Copy out the entries below in full and exactly.

########

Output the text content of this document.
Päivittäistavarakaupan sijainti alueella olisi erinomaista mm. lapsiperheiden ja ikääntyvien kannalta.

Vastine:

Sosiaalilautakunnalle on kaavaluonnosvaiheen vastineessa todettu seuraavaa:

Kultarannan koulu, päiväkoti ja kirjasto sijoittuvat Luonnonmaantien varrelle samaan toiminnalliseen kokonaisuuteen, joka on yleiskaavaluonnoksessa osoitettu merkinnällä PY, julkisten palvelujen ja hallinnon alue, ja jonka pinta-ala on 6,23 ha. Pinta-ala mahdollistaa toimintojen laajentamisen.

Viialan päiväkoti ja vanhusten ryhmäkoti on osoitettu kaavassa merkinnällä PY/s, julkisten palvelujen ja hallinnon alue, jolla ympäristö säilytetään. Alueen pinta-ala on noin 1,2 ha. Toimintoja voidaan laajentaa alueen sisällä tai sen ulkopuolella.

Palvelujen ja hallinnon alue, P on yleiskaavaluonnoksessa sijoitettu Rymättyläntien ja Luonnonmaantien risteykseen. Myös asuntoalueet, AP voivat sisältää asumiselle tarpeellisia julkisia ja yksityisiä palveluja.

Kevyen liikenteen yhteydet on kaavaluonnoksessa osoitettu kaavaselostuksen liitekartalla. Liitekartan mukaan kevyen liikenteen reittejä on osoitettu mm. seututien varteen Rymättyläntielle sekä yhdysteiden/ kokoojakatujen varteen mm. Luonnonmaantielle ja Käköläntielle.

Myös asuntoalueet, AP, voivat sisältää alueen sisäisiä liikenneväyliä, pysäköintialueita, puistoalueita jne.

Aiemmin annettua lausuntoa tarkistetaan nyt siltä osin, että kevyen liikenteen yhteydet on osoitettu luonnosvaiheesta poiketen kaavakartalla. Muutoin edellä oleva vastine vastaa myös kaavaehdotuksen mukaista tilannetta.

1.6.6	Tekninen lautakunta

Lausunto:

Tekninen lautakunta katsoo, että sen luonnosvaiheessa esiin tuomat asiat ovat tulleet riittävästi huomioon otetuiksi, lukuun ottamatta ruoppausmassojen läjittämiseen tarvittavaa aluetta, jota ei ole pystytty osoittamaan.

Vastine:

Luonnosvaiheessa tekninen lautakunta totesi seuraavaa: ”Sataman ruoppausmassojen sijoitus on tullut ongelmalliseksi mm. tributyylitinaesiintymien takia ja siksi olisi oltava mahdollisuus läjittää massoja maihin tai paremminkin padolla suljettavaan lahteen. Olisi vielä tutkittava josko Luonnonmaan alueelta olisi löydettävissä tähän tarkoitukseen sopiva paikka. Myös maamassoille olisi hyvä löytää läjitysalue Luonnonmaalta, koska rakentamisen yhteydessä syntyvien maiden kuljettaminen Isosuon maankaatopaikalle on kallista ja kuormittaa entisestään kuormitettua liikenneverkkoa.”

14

########

- **Completed exercise**
Output the text content of this document.
Päivittäistavarakaupan sijainti alueella olisi erinomaista mm. lapsiperheiden ja ikääntyvien kannalta.

Vastine:

Sosiaalilautakunnalle on kaavaluonnosvaiheen vastineessa todettu seuraavaa:

Kultarannan koulu, päiväkoti ja kirjasto sijoittuvat Luonnonmaantien varrelle samaan toiminnalliseen kokonaisuuteen, joka on yleiskaavaluonnoksessa osoitettu merkinnällä PY, julkisten palvelujen ja hallinnon alue, ja jonka pinta-ala on 6,23 ha. Pinta-ala mahdollistaa toimintojen laajentamisen.

Viialan päiväkoti ja vanhusten ryhmäkoti on osoitettu kaavassa merkinnällä PY/s, julkisten palvelujen ja hallinnon alue, jolla ympäristö säilytetään. Alueen pinta-ala on noin 1,2 ha. Toimintoja voidaan laajentaa alueen sisällä tai sen ulkopuolella.

Palvelujen ja hallinnon alue, P on yleiskaavaluonnoksessa sijoitettu Rymättyläntien ja Luonnonmaantien risteykseen. Myös asuntoalueet, AP voivat sisältää asumiselle tarpeellisia julkisia ja yksityisiä palveluja.

Kevyen liikenteen yhteydet on kaavaluonnoksessa osoitettu kaavaselostuksen liitekartalla. Liitekartan mukaan kevyen liikenteen reittejä on osoitettu mm. seututien varteen Rymättyläntielle sekä yhdysteiden/ kokoojakatujen varteen mm. Luonnonmaantielle ja Käköläntielle.

Myös asuntoalueet, AP, voivat sisältää alueen sisäisiä liikenneväyliä, pysäköintialueita, puistoalueita jne.

Aiemmin annettua lausuntoa tarkistetaan nyt siltä osin, että kevyen liikenteen yhteydet on osoitettu luonnosvaiheesta poiketen kaavakartalla. Muutoin edellä oleva vastine vastaa myös kaavaehdotuksen mukaista tilannetta.

1.6.6	Tekninen lautakunta

Lausunto:

Tekninen lautakunta katsoo, että sen luonnosvaiheessa esiin tuomat asiat ovat tulleet riittävästi huomioon otetuiksi, lukuun ottamatta ruoppausmassojen läjittämiseen tarvittavaa aluetta, jota ei ole pystytty osoittamaan.

Vastine:

Luonnosvaiheessa tekninen lautakunta totesi seuraavaa: ”Sataman ruoppausmassojen sijoitus on tullut ongelmalliseksi mm. tributyylitinaesiintymien takia ja siksi olisi oltava mahdollisuus läjittää massoja maihin tai paremminkin padolla suljettavaan lahteen. Olisi vielä tutkittava josko Luonnonmaan alueelta olisi löydettävissä tähän tarkoitukseen sopiva paikka. Myös maamassoille olisi hyvä löytää läjitysalue Luonnonmaalta, koska rakentamisen yhteydessä syntyvien maiden kuljettaminen Isosuon maankaatopaikalle on kallista ja kuormittaa entisestään kuormitettua liikenneverkkoa.”

14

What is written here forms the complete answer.